Records excerpted from a collection:
§ §
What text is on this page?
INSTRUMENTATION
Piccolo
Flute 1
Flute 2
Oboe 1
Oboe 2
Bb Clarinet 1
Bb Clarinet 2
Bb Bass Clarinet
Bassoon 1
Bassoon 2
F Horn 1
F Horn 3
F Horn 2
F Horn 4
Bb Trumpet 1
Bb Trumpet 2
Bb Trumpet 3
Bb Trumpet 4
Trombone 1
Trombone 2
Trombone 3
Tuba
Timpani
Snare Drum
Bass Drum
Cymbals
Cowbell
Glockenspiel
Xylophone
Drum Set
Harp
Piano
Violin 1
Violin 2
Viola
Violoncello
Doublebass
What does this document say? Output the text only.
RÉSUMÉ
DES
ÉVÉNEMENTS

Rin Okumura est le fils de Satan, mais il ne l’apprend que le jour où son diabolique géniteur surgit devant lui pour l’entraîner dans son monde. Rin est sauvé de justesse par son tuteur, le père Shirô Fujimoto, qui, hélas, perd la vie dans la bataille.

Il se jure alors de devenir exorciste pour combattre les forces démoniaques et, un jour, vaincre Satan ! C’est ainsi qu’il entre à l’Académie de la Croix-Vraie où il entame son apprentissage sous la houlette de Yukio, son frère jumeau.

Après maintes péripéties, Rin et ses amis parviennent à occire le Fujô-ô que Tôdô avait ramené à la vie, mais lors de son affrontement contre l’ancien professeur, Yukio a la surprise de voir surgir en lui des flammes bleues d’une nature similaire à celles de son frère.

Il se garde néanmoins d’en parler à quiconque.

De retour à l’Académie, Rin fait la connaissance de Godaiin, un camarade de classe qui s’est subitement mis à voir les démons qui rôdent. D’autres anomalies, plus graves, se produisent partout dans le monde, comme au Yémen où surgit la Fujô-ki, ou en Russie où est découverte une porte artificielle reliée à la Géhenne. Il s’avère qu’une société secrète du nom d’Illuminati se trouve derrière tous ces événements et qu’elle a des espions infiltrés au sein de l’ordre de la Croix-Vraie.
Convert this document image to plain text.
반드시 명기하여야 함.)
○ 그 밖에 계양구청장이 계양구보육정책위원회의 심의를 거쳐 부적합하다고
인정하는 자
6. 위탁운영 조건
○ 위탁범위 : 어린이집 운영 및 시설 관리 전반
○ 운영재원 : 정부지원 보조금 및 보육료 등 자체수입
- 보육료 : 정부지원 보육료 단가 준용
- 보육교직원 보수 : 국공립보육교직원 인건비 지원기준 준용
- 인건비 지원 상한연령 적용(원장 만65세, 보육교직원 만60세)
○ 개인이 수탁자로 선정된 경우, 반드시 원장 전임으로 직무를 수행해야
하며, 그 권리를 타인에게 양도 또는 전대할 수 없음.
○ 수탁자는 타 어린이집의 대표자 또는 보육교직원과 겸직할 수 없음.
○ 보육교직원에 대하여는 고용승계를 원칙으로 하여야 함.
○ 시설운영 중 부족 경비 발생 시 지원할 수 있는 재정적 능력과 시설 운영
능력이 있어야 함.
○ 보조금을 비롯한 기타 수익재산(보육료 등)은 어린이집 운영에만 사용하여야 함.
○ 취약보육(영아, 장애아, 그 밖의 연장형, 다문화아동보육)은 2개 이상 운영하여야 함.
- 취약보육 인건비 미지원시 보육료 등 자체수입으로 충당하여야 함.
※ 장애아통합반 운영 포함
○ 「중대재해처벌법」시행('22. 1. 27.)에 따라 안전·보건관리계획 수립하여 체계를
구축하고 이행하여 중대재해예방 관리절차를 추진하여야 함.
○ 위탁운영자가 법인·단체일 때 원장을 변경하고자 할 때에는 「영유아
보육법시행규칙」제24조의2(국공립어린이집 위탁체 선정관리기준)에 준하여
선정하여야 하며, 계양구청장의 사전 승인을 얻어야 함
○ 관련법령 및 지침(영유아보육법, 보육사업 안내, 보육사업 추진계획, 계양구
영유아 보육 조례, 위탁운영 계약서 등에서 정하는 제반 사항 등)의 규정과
§ §
— TO BE DONE —
From the line holding "What does this" down to the final line above, quote every line exactly and only those lines.

— RESPONSE TO THIS EXERCISE —
What does this document say? Output the text only.
RÉSUMÉ
DES
ÉVÉNEMENTS

Rin Okumura est le fils de Satan, mais il ne l’apprend que le jour où son diabolique géniteur surgit devant lui pour l’entraîner dans son monde. Rin est sauvé de justesse par son tuteur, le père Shirô Fujimoto, qui, hélas, perd la vie dans la bataille.

Il se jure alors de devenir exorciste pour combattre les forces démoniaques et, un jour, vaincre Satan ! C’est ainsi qu’il entre à l’Académie de la Croix-Vraie où il entame son apprentissage sous la houlette de Yukio, son frère jumeau.

Après maintes péripéties, Rin et ses amis parviennent à occire le Fujô-ô que Tôdô avait ramené à la vie, mais lors de son affrontement contre l’ancien professeur, Yukio a la surprise de voir surgir en lui des flammes bleues d’une nature similaire à celles de son frère.

Il se garde néanmoins d’en parler à quiconque.

De retour à l’Académie, Rin fait la connaissance de Godaiin, un camarade de classe qui s’est subitement mis à voir les démons qui rôdent. D’autres anomalies, plus graves, se produisent partout dans le monde, comme au Yémen où surgit la Fujô-ki, ou en Russie où est découverte une porte artificielle reliée à la Géhenne. Il s’avère qu’une société secrète du nom d’Illuminati se trouve derrière tous ces événements et qu’elle a des espions infiltrés au sein de l’ordre de la Croix-Vraie.
Convert this document image to plain text.
반드시 명기하여야 함.)
○ 그 밖에 계양구청장이 계양구보육정책위원회의 심의를 거쳐 부적합하다고
인정하는 자
6. 위탁운영 조건
○ 위탁범위 : 어린이집 운영 및 시설 관리 전반
○ 운영재원 : 정부지원 보조금 및 보육료 등 자체수입
- 보육료 : 정부지원 보육료 단가 준용
- 보육교직원 보수 : 국공립보육교직원 인건비 지원기준 준용
- 인건비 지원 상한연령 적용(원장 만65세, 보육교직원 만60세)
○ 개인이 수탁자로 선정된 경우, 반드시 원장 전임으로 직무를 수행해야
하며, 그 권리를 타인에게 양도 또는 전대할 수 없음.
○ 수탁자는 타 어린이집의 대표자 또는 보육교직원과 겸직할 수 없음.
○ 보육교직원에 대하여는 고용승계를 원칙으로 하여야 함.
○ 시설운영 중 부족 경비 발생 시 지원할 수 있는 재정적 능력과 시설 운영
능력이 있어야 함.
○ 보조금을 비롯한 기타 수익재산(보육료 등)은 어린이집 운영에만 사용하여야 함.
○ 취약보육(영아, 장애아, 그 밖의 연장형, 다문화아동보육)은 2개 이상 운영하여야 함.
- 취약보육 인건비 미지원시 보육료 등 자체수입으로 충당하여야 함.
※ 장애아통합반 운영 포함
○ 「중대재해처벌법」시행('22. 1. 27.)에 따라 안전·보건관리계획 수립하여 체계를
구축하고 이행하여 중대재해예방 관리절차를 추진하여야 함.
○ 위탁운영자가 법인·단체일 때 원장을 변경하고자 할 때에는 「영유아
보육법시행규칙」제24조의2(국공립어린이집 위탁체 선정관리기준)에 준하여
선정하여야 하며, 계양구청장의 사전 승인을 얻어야 함
○ 관련법령 및 지침(영유아보육법, 보육사업 안내, 보육사업 추진계획, 계양구
영유아 보육 조례, 위탁운영 계약서 등에서 정하는 제반 사항 등)의 규정과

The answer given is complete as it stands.